WHAT IS EXPECTED - Spot every line with the word "hasta" and return it.

[Recorded data]
########
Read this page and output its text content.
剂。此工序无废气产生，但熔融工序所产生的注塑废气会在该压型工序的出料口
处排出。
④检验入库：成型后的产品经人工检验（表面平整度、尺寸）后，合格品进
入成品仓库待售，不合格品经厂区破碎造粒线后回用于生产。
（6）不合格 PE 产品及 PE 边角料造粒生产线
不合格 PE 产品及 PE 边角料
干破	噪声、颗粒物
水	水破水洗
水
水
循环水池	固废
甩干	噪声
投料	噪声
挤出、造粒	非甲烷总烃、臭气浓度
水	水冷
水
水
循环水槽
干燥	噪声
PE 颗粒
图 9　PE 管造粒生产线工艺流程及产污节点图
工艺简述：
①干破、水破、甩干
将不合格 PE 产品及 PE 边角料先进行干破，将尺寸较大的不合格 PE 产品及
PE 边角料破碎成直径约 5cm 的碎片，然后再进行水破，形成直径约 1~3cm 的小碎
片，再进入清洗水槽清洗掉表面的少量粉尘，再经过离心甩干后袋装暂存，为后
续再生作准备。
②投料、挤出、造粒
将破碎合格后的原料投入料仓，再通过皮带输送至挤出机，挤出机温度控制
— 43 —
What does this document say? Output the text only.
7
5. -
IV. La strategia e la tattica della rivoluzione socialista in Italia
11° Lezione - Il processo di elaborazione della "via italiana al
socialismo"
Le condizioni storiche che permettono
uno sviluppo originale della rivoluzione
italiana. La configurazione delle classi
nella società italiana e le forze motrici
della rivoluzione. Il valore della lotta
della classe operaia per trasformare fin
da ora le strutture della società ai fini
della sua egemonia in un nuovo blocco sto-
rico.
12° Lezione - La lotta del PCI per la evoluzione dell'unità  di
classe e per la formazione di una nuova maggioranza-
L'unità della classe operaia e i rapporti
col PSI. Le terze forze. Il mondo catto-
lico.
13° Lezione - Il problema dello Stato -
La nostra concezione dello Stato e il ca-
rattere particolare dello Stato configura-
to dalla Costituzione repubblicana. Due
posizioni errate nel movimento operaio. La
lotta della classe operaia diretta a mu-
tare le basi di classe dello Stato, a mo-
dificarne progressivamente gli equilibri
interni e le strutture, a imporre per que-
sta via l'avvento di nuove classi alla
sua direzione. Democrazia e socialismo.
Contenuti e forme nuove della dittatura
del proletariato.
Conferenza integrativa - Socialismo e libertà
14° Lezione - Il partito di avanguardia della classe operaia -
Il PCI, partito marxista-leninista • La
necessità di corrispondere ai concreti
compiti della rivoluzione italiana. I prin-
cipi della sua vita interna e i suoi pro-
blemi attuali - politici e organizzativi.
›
########
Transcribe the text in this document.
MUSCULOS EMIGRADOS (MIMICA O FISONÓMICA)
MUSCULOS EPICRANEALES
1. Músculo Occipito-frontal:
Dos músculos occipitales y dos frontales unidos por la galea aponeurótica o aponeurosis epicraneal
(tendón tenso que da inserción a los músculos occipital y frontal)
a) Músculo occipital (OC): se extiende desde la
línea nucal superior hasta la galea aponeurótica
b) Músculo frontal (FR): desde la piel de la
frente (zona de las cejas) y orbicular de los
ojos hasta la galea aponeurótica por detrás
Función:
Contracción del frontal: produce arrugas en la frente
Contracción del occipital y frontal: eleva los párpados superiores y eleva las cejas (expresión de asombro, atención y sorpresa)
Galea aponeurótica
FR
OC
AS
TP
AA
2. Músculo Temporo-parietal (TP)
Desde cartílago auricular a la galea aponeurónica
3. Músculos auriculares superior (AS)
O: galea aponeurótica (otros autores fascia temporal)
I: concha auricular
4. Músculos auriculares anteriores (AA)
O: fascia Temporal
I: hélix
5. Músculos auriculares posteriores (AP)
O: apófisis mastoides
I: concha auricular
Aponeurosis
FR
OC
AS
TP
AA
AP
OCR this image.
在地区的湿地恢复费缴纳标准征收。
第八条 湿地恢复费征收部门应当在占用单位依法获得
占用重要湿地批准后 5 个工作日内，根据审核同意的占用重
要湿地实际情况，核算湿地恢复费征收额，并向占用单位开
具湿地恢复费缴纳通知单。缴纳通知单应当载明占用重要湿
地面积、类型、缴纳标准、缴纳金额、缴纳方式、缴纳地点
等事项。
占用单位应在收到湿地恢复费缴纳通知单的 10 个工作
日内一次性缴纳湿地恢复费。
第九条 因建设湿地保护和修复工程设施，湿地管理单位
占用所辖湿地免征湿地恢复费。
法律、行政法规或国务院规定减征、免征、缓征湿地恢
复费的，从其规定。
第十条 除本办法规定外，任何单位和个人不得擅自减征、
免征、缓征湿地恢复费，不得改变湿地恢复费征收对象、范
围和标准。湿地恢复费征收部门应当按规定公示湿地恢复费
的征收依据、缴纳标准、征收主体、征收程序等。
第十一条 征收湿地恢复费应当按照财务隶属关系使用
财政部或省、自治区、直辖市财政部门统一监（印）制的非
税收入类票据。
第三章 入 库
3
########
EXERCISE RESULT -
línea nucal superior hasta la galea aponeurótica
ojos hasta la galea aponeurótica por detrás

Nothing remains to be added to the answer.